What is expected
Repeat the whole of the data, keeping every detail the same.

====== Data excerpts ======

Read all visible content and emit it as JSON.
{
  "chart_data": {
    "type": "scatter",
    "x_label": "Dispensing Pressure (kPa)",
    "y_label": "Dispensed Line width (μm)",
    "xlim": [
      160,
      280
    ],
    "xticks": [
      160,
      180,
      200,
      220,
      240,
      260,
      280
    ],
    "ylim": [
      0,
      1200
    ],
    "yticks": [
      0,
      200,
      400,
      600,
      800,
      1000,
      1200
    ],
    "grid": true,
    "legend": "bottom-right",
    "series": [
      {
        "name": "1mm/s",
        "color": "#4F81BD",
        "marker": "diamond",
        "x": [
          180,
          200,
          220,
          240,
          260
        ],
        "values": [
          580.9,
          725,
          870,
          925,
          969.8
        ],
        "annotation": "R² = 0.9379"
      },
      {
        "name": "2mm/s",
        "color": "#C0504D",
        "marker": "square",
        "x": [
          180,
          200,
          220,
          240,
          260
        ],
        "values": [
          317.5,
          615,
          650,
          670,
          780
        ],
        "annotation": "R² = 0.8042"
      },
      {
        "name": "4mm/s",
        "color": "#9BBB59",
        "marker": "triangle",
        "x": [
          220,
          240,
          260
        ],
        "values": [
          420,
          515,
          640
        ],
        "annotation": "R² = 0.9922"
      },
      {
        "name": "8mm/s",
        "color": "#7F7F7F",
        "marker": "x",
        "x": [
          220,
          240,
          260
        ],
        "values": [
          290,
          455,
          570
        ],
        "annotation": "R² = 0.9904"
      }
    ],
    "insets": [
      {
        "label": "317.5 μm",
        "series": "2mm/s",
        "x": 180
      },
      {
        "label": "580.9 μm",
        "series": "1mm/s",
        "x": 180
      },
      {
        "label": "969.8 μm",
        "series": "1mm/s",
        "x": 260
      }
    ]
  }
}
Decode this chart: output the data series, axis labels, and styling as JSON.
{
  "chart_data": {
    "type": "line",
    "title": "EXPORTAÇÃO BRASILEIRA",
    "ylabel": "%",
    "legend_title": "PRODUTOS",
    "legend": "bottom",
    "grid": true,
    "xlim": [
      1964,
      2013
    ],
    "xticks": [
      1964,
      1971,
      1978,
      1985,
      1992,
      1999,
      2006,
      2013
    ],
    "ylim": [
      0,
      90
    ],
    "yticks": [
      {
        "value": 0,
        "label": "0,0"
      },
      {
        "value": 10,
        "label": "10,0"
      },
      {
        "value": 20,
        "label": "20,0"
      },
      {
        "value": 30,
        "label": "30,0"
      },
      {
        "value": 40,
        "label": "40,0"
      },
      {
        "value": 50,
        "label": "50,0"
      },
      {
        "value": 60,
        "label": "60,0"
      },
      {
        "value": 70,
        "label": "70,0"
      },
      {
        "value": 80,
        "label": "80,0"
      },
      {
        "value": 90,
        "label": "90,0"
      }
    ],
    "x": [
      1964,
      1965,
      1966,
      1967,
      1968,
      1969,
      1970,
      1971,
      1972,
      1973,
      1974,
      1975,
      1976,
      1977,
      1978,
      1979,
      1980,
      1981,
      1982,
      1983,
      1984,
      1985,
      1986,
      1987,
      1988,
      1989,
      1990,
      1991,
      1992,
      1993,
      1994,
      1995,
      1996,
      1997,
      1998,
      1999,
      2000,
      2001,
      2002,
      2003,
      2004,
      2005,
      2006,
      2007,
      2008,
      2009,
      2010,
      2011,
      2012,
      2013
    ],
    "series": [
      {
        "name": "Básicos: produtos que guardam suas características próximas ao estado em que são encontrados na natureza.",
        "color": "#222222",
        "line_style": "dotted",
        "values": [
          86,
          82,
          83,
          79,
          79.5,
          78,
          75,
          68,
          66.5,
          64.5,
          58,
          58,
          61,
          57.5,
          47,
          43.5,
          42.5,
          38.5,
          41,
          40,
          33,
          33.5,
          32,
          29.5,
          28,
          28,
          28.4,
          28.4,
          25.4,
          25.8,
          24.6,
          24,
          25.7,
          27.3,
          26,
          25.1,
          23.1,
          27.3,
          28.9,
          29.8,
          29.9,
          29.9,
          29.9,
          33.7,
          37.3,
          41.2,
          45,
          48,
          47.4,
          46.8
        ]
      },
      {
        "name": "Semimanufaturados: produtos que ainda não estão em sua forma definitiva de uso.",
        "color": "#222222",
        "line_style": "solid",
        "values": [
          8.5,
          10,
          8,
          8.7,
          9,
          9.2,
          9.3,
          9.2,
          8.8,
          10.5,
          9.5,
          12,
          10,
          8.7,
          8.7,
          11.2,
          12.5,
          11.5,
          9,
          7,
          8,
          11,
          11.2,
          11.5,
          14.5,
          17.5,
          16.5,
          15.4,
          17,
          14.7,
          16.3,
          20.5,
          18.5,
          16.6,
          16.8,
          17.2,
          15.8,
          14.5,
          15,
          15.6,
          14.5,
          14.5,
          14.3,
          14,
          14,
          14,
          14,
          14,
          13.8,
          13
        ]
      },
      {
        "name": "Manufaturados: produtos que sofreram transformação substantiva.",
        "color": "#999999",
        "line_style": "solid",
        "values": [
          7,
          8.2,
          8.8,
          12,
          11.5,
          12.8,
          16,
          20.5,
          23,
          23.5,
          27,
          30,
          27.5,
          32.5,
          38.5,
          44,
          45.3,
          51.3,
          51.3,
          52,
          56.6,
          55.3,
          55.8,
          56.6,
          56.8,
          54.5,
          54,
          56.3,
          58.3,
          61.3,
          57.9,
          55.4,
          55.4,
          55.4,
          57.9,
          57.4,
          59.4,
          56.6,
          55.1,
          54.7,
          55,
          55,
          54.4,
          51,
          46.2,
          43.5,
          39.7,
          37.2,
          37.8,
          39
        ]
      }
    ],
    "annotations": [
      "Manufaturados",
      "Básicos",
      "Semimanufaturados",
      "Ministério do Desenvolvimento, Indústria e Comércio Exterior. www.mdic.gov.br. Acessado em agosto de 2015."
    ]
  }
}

======

In response
Read all visible content and emit it as JSON.
{
  "chart_data": {
    "type": "scatter",
    "x_label": "Dispensing Pressure (kPa)",
    "y_label": "Dispensed Line width (μm)",
    "xlim": [
      160,
      280
    ],
    "xticks": [
      160,
      180,
      200,
      220,
      240,
      260,
      280
    ],
    "ylim": [
      0,
      1200
    ],
    "yticks": [
      0,
      200,
      400,
      600,
      800,
      1000,
      1200
    ],
    "grid": true,
    "legend": "bottom-right",
    "series": [
      {
        "name": "1mm/s",
        "color": "#4F81BD",
        "marker": "diamond",
        "x": [
          180,
          200,
          220,
          240,
          260
        ],
        "values": [
          580.9,
          725,
          870,
          925,
          969.8
        ],
        "annotation": "R² = 0.9379"
      },
      {
        "name": "2mm/s",
        "color": "#C0504D",
        "marker": "square",
        "x": [
          180,
          200,
          220,
          240,
          260
        ],
        "values": [
          317.5,
          615,
          650,
          670,
          780
        ],
        "annotation": "R² = 0.8042"
      },
      {
        "name": "4mm/s",
        "color": "#9BBB59",
        "marker": "triangle",
        "x": [
          220,
          240,
          260
        ],
        "values": [
          420,
          515,
          640
        ],
        "annotation": "R² = 0.9922"
      },
      {
        "name": "8mm/s",
        "color": "#7F7F7F",
        "marker": "x",
        "x": [
          220,
          240,
          260
        ],
        "values": [
          290,
          455,
          570
        ],
        "annotation": "R² = 0.9904"
      }
    ],
    "insets": [
      {
        "label": "317.5 μm",
        "series": "2mm/s",
        "x": 180
      },
      {
        "label": "580.9 μm",
        "series": "1mm/s",
        "x": 180
      },
      {
        "label": "969.8 μm",
        "series": "1mm/s",
        "x": 260
      }
    ]
  }
}
Decode this chart: output the data series, axis labels, and styling as JSON.
{
  "chart_data": {
    "type": "line",
    "title": "EXPORTAÇÃO BRASILEIRA",
    "ylabel": "%",
    "legend_title": "PRODUTOS",
    "legend": "bottom",
    "grid": true,
    "xlim": [
      1964,
      2013
    ],
    "xticks": [
      1964,
      1971,
      1978,
      1985,
      1992,
      1999,
      2006,
      2013
    ],
    "ylim": [
      0,
      90
    ],
    "yticks": [
      {
        "value": 0,
        "label": "0,0"
      },
      {
        "value": 10,
        "label": "10,0"
      },
      {
        "value": 20,
        "label": "20,0"
      },
      {
        "value": 30,
        "label": "30,0"
      },
      {
        "value": 40,
        "label": "40,0"
      },
      {
        "value": 50,
        "label": "50,0"
      },
      {
        "value": 60,
        "label": "60,0"
      },
      {
        "value": 70,
        "label": "70,0"
      },
      {
        "value": 80,
        "label": "80,0"
      },
      {
        "value": 90,
        "label": "90,0"
      }
    ],
    "x": [
      1964,
      1965,
      1966,
      1967,
      1968,
      1969,
      1970,
      1971,
      1972,
      1973,
      1974,
      1975,
      1976,
      1977,
      1978,
      1979,
      1980,
      1981,
      1982,
      1983,
      1984,
      1985,
      1986,
      1987,
      1988,
      1989,
      1990,
      1991,
      1992,
      1993,
      1994,
      1995,
      1996,
      1997,
      1998,
      1999,
      2000,
      2001,
      2002,
      2003,
      2004,
      2005,
      2006,
      2007,
      2008,
      2009,
      2010,
      2011,
      2012,
      2013
    ],
    "series": [
      {
        "name": "Básicos: produtos que guardam suas características próximas ao estado em que são encontrados na natureza.",
        "color": "#222222",
        "line_style": "dotted",
        "values": [
          86,
          82,
          83,
          79,
          79.5,
          78,
          75,
          68,
          66.5,
          64.5,
          58,
          58,
          61,
          57.5,
          47,
          43.5,
          42.5,
          38.5,
          41,
          40,
          33,
          33.5,
          32,
          29.5,
          28,
          28,
          28.4,
          28.4,
          25.4,
          25.8,
          24.6,
          24,
          25.7,
          27.3,
          26,
          25.1,
          23.1,
          27.3,
          28.9,
          29.8,
          29.9,
          29.9,
          29.9,
          33.7,
          37.3,
          41.2,
          45,
          48,
          47.4,
          46.8
        ]
      },
      {
        "name": "Semimanufaturados: produtos que ainda não estão em sua forma definitiva de uso.",
        "color": "#222222",
        "line_style": "solid",
        "values": [
          8.5,
          10,
          8,
          8.7,
          9,
          9.2,
          9.3,
          9.2,
          8.8,
          10.5,
          9.5,
          12,
          10,
          8.7,
          8.7,
          11.2,
          12.5,
          11.5,
          9,
          7,
          8,
          11,
          11.2,
          11.5,
          14.5,
          17.5,
          16.5,
          15.4,
          17,
          14.7,
          16.3,
          20.5,
          18.5,
          16.6,
          16.8,
          17.2,
          15.8,
          14.5,
          15,
          15.6,
          14.5,
          14.5,
          14.3,
          14,
          14,
          14,
          14,
          14,
          13.8,
          13
        ]
      },
      {
        "name": "Manufaturados: produtos que sofreram transformação substantiva.",
        "color": "#999999",
        "line_style": "solid",
        "values": [
          7,
          8.2,
          8.8,
          12,
          11.5,
          12.8,
          16,
          20.5,
          23,
          23.5,
          27,
          30,
          27.5,
          32.5,
          38.5,
          44,
          45.3,
          51.3,
          51.3,
          52,
          56.6,
          55.3,
          55.8,
          56.6,
          56.8,
          54.5,
          54,
          56.3,
          58.3,
          61.3,
          57.9,
          55.4,
          55.4,
          55.4,
          57.9,
          57.4,
          59.4,
          56.6,
          55.1,
          54.7,
          55,
          55,
          54.4,
          51,
          46.2,
          43.5,
          39.7,
          37.2,
          37.8,
          39
        ]
      }
    ],
    "annotations": [
      "Manufaturados",
      "Básicos",
      "Semimanufaturados",
      "Ministério do Desenvolvimento, Indústria e Comércio Exterior. www.mdic.gov.br. Acessado em agosto de 2015."
    ]
  }
}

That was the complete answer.